- [ENTRIES SUPPLIED]
►

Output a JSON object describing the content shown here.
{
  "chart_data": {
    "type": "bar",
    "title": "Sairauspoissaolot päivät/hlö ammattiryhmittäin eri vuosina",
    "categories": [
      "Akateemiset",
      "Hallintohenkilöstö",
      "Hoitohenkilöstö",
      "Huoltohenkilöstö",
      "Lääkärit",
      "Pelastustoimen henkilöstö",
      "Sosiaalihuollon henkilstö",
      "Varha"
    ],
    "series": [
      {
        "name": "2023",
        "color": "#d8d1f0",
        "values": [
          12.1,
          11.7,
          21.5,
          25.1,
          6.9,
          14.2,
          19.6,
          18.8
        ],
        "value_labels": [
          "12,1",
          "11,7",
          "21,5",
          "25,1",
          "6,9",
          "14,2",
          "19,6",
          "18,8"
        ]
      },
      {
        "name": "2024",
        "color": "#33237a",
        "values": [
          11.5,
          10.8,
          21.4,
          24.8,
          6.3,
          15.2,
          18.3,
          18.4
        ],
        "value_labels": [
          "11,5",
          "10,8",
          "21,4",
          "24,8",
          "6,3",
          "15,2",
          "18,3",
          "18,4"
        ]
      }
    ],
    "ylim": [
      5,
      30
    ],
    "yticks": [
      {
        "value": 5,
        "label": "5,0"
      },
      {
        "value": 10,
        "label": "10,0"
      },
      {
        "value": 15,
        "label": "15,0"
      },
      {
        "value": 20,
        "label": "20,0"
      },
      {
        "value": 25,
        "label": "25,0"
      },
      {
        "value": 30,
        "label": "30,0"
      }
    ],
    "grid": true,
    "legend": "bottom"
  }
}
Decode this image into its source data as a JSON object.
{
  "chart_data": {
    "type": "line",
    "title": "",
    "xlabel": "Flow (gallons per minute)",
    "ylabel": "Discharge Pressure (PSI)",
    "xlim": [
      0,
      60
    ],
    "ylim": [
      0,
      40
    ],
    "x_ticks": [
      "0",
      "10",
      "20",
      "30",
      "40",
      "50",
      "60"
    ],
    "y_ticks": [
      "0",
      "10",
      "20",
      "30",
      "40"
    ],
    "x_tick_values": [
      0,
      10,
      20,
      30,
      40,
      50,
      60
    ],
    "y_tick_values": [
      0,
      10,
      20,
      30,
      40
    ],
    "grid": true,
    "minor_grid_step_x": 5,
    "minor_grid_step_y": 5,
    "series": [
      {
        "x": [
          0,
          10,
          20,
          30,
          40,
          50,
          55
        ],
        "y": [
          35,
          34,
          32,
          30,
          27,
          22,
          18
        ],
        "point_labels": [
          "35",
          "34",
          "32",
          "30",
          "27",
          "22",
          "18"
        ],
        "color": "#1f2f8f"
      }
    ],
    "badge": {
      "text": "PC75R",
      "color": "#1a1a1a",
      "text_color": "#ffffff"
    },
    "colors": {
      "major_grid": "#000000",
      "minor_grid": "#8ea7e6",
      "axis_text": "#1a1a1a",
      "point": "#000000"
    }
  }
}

◄

- [SHORT PROBLEM]
Return every entry exactly as given.

- [EXERCISE OUTPUT]
Output a JSON object describing the content shown here.
{
  "chart_data": {
    "type": "bar",
    "title": "Sairauspoissaolot päivät/hlö ammattiryhmittäin eri vuosina",
    "categories": [
      "Akateemiset",
      "Hallintohenkilöstö",
      "Hoitohenkilöstö",
      "Huoltohenkilöstö",
      "Lääkärit",
      "Pelastustoimen henkilöstö",
      "Sosiaalihuollon henkilstö",
      "Varha"
    ],
    "series": [
      {
        "name": "2023",
        "color": "#d8d1f0",
        "values": [
          12.1,
          11.7,
          21.5,
          25.1,
          6.9,
          14.2,
          19.6,
          18.8
        ],
        "value_labels": [
          "12,1",
          "11,7",
          "21,5",
          "25,1",
          "6,9",
          "14,2",
          "19,6",
          "18,8"
        ]
      },
      {
        "name": "2024",
        "color": "#33237a",
        "values": [
          11.5,
          10.8,
          21.4,
          24.8,
          6.3,
          15.2,
          18.3,
          18.4
        ],
        "value_labels": [
          "11,5",
          "10,8",
          "21,4",
          "24,8",
          "6,3",
          "15,2",
          "18,3",
          "18,4"
        ]
      }
    ],
    "ylim": [
      5,
      30
    ],
    "yticks": [
      {
        "value": 5,
        "label": "5,0"
      },
      {
        "value": 10,
        "label": "10,0"
      },
      {
        "value": 15,
        "label": "15,0"
      },
      {
        "value": 20,
        "label": "20,0"
      },
      {
        "value": 25,
        "label": "25,0"
      },
      {
        "value": 30,
        "label": "30,0"
      }
    ],
    "grid": true,
    "legend": "bottom"
  }
}
Decode this image into its source data as a JSON object.
{
  "chart_data": {
    "type": "line",
    "title": "",
    "xlabel": "Flow (gallons per minute)",
    "ylabel": "Discharge Pressure (PSI)",
    "xlim": [
      0,
      60
    ],
    "ylim": [
      0,
      40
    ],
    "x_ticks": [
      "0",
      "10",
      "20",
      "30",
      "40",
      "50",
      "60"
    ],
    "y_ticks": [
      "0",
      "10",
      "20",
      "30",
      "40"
    ],
    "x_tick_values": [
      0,
      10,
      20,
      30,
      40,
      50,
      60
    ],
    "y_tick_values": [
      0,
      10,
      20,
      30,
      40
    ],
    "grid": true,
    "minor_grid_step_x": 5,
    "minor_grid_step_y": 5,
    "series": [
      {
        "x": [
          0,
          10,
          20,
          30,
          40,
          50,
          55
        ],
        "y": [
          35,
          34,
          32,
          30,
          27,
          22,
          18
        ],
        "point_labels": [
          "35",
          "34",
          "32",
          "30",
          "27",
          "22",
          "18"
        ],
        "color": "#1f2f8f"
      }
    ],
    "badge": {
      "text": "PC75R",
      "color": "#1a1a1a",
      "text_color": "#ffffff"
    },
    "colors": {
      "major_grid": "#000000",
      "minor_grid": "#8ea7e6",
      "axis_text": "#1a1a1a",
      "point": "#000000"
    }
  }
}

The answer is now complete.